[Stored records]
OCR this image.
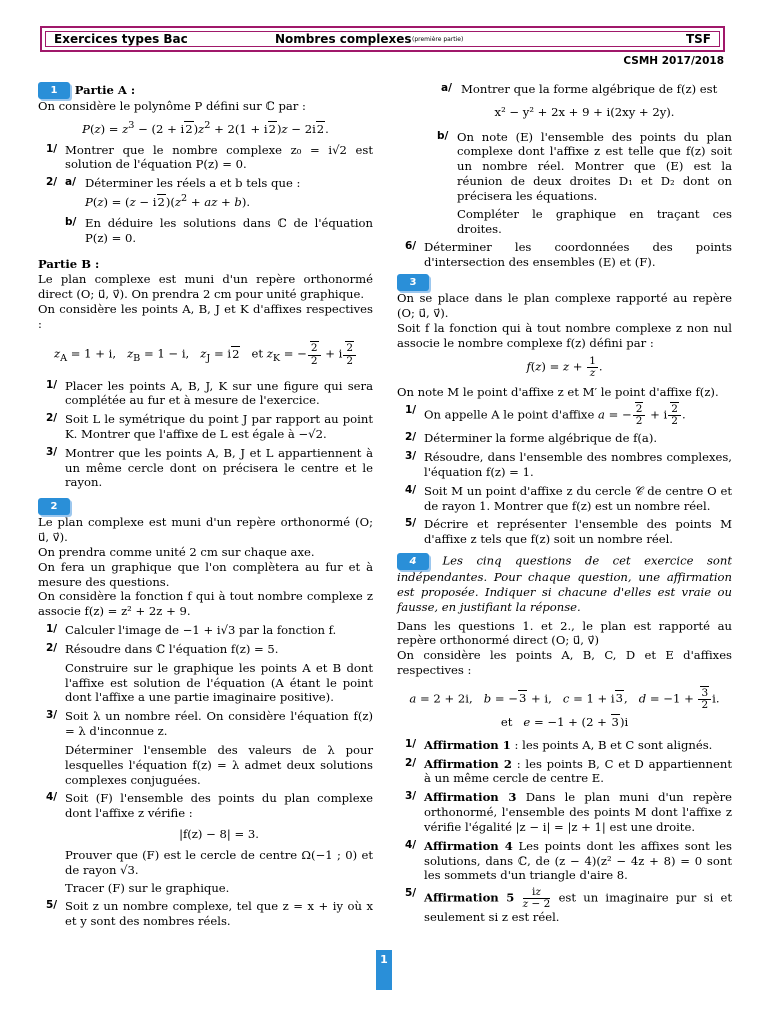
Exercices types Bac	Nombres complexes (première partie)	TSF
CSMH 2017/2018
1 Partie A :

On considère le polynôme P défini sur ℂ par :

$P(z) = z^3 - (2 + i2)z^2 + 2(1 + i2)z - 2i2$.
1/ Montrer que le nombre complexe z₀ = i√2 est solution de l'équation P(z) = 0.
2/ a/ Déterminer les réels a et b tels que :
$P(z) = (z - i2)(z^2$ + az + b).
b/ En déduire les solutions dans ℂ de l'équation P(z) = 0.
Partie B :

Le plan complexe est muni d'un repère orthonormé direct (O; u⃗, v⃗). On prendra 2 cm pour unité graphique.

On considère les points A, B, J et K d'affixes respectives :

$z_A = 1 + i$,   $z_B = 1 - i$,   $z_J = i2$   et $z_K$ = − $\frac{2}{2} + i \frac{2}{2}$
1/ Placer les points A, B, J, K sur une figure qui sera complétée au fur et à mesure de l'exercice.
2/ Soit L le symétrique du point J par rapport au point K. Montrer que l'affixe de L est égale à −√2.
3/ Montrer que les points A, B, J et L appartiennent à un même cercle dont on précisera le centre et le rayon.
2

Le plan complexe est muni d'un repère orthonormé (O; u⃗, v⃗).

On prendra comme unité 2 cm sur chaque axe.

On fera un graphique que l'on complètera au fur et à mesure des questions.

On considère la fonction f qui à tout nombre complexe z associe f(z) = z² + 2z + 9.

1/ Calculer l'image de −1 + i√3 par la fonction f.
2/ Résoudre dans ℂ l'équation f(z) = 5.
Construire sur le graphique les points A et B dont l'affixe est solution de l'équation (A étant le point dont l'affixe a une partie imaginaire positive).
3/ Soit λ un nombre réel. On considère l'équation f(z) = λ d'inconnue z.
Déterminer l'ensemble des valeurs de λ pour lesquelles l'équation f(z) = λ admet deux solutions complexes conjuguées.
4/ Soit (F) l'ensemble des points du plan complexe dont l'affixe z vérifie :
|f(z) − 8| = 3.
Prouver que (F) est le cercle de centre Ω(−1 ; 0) et de rayon √3.
Tracer (F) sur le graphique.
5/ Soit z un nombre complexe, tel que z = x + iy où x et y sont des nombres réels.
a/ Montrer que la forme algébrique de f(z) est
x² − y² + 2x + 9 + i(2xy + 2y).
b/ On note (E) l'ensemble des points du plan complexe dont l'affixe z est telle que f(z) soit un nombre réel. Montrer que (E) est la réunion de deux droites D₁ et D₂ dont on précisera les équations.
Compléter le graphique en traçant ces droites.
6/ Déterminer les coordonnées des points d'intersection des ensembles (E) et (F).
3

On se place dans le plan complexe rapporté au repère (O; u⃗, v⃗).

Soit f la fonction qui à tout nombre complexe z non nul associe le nombre complexe f(z) défini par :

$f(z) = z + \frac{1}{z}$ .

On note M le point d'affixe z et M′ le point d'affixe f(z).

1/ On appelle A le point d'affixe a = − $\frac{2}{2} + i \frac{2}{2}$ .
2/ Déterminer la forme algébrique de f(a).
3/ Résoudre, dans l'ensemble des nombres complexes, l'équation f(z) = 1.
4/ Soit M un point d'affixe z du cercle 𝒞 de centre O et de rayon 1. Montrer que f(z) est un nombre réel.
5/ Décrire et représenter l'ensemble des points M d'affixe z tels que f(z) soit un nombre réel.

4 Les cinq questions de cet exercice sont indépendantes. Pour chaque question, une affirmation est proposée. Indiquer si chacune d'elles est vraie ou fausse, en justifiant la réponse.

Dans les questions 1. et 2., le plan est rapporté au repère orthonormé direct (O; u⃗, v⃗)

On considère les points A, B, C, D et E d'affixes respectives :

a = 2 + 2i,   b = −3 + i,   c = 1 + i3,   $d = -1 + \frac{3}{2} i$.
et e = −1 + (2 + 3)i
1/ Affirmation 1 : les points A, B et C sont alignés.
2/ Affirmation 2 : les points B, C et D appartiennent à un même cercle de centre E.
3/ Affirmation 3 Dans le plan muni d'un repère orthonormé, l'ensemble des points M dont l'affixe z vérifie l'égalité |z − i| = |z + 1| est une droite.
4/ Affirmation 4 Les points dont les affixes sont les solutions, dans ℂ, de (z − 4)(z² − 4z + 8) = 0 sont les sommets d'un triangle d'aire 8.
5/ Affirmation $5 \frac{iz}{z - 2}$ est un imaginaire pur si et seulement si z est réel.
1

**Exercise prompt:**
Transcribe the full listing above exactly as it stands, minus the pictures.

**The answer:**
OCR this image.
Exercices types Bac	Nombres complexes (première partie)	TSF
CSMH 2017/2018
1 Partie A :

On considère le polynôme P défini sur ℂ par :

$P(z) = z^3 - (2 + i2)z^2 + 2(1 + i2)z - 2i2$.
1/ Montrer que le nombre complexe z₀ = i√2 est solution de l'équation P(z) = 0.
2/ a/ Déterminer les réels a et b tels que :
$P(z) = (z - i2)(z^2$ + az + b).
b/ En déduire les solutions dans ℂ de l'équation P(z) = 0.
Partie B :

Le plan complexe est muni d'un repère orthonormé direct (O; u⃗, v⃗). On prendra 2 cm pour unité graphique.

On considère les points A, B, J et K d'affixes respectives :

$z_A = 1 + i$,   $z_B = 1 - i$,   $z_J = i2$   et $z_K$ = − $\frac{2}{2} + i \frac{2}{2}$
1/ Placer les points A, B, J, K sur une figure qui sera complétée au fur et à mesure de l'exercice.
2/ Soit L le symétrique du point J par rapport au point K. Montrer que l'affixe de L est égale à −√2.
3/ Montrer que les points A, B, J et L appartiennent à un même cercle dont on précisera le centre et le rayon.
2

Le plan complexe est muni d'un repère orthonormé (O; u⃗, v⃗).

On prendra comme unité 2 cm sur chaque axe.

On fera un graphique que l'on complètera au fur et à mesure des questions.

On considère la fonction f qui à tout nombre complexe z associe f(z) = z² + 2z + 9.

1/ Calculer l'image de −1 + i√3 par la fonction f.
2/ Résoudre dans ℂ l'équation f(z) = 5.
Construire sur le graphique les points A et B dont l'affixe est solution de l'équation (A étant le point dont l'affixe a une partie imaginaire positive).
3/ Soit λ un nombre réel. On considère l'équation f(z) = λ d'inconnue z.
Déterminer l'ensemble des valeurs de λ pour lesquelles l'équation f(z) = λ admet deux solutions complexes conjuguées.
4/ Soit (F) l'ensemble des points du plan complexe dont l'affixe z vérifie :
|f(z) − 8| = 3.
Prouver que (F) est le cercle de centre Ω(−1 ; 0) et de rayon √3.
Tracer (F) sur le graphique.
5/ Soit z un nombre complexe, tel que z = x + iy où x et y sont des nombres réels.
a/ Montrer que la forme algébrique de f(z) est
x² − y² + 2x + 9 + i(2xy + 2y).
b/ On note (E) l'ensemble des points du plan complexe dont l'affixe z est telle que f(z) soit un nombre réel. Montrer que (E) est la réunion de deux droites D₁ et D₂ dont on précisera les équations.
Compléter le graphique en traçant ces droites.
6/ Déterminer les coordonnées des points d'intersection des ensembles (E) et (F).
3

On se place dans le plan complexe rapporté au repère (O; u⃗, v⃗).

Soit f la fonction qui à tout nombre complexe z non nul associe le nombre complexe f(z) défini par :

$f(z) = z + \frac{1}{z}$ .

On note M le point d'affixe z et M′ le point d'affixe f(z).

1/ On appelle A le point d'affixe a = − $\frac{2}{2} + i \frac{2}{2}$ .
2/ Déterminer la forme algébrique de f(a).
3/ Résoudre, dans l'ensemble des nombres complexes, l'équation f(z) = 1.
4/ Soit M un point d'affixe z du cercle 𝒞 de centre O et de rayon 1. Montrer que f(z) est un nombre réel.
5/ Décrire et représenter l'ensemble des points M d'affixe z tels que f(z) soit un nombre réel.

4 Les cinq questions de cet exercice sont indépendantes. Pour chaque question, une affirmation est proposée. Indiquer si chacune d'elles est vraie ou fausse, en justifiant la réponse.

Dans les questions 1. et 2., le plan est rapporté au repère orthonormé direct (O; u⃗, v⃗)

On considère les points A, B, C, D et E d'affixes respectives :

a = 2 + 2i,   b = −3 + i,   c = 1 + i3,   $d = -1 + \frac{3}{2} i$.
et e = −1 + (2 + 3)i
1/ Affirmation 1 : les points A, B et C sont alignés.
2/ Affirmation 2 : les points B, C et D appartiennent à un même cercle de centre E.
3/ Affirmation 3 Dans le plan muni d'un repère orthonormé, l'ensemble des points M dont l'affixe z vérifie l'égalité |z − i| = |z + 1| est une droite.
4/ Affirmation 4 Les points dont les affixes sont les solutions, dans ℂ, de (z − 4)(z² − 4z + 8) = 0 sont les sommets d'un triangle d'aire 8.
5/ Affirmation $5 \frac{iz}{z - 2}$ est un imaginaire pur si et seulement si z est réel.
1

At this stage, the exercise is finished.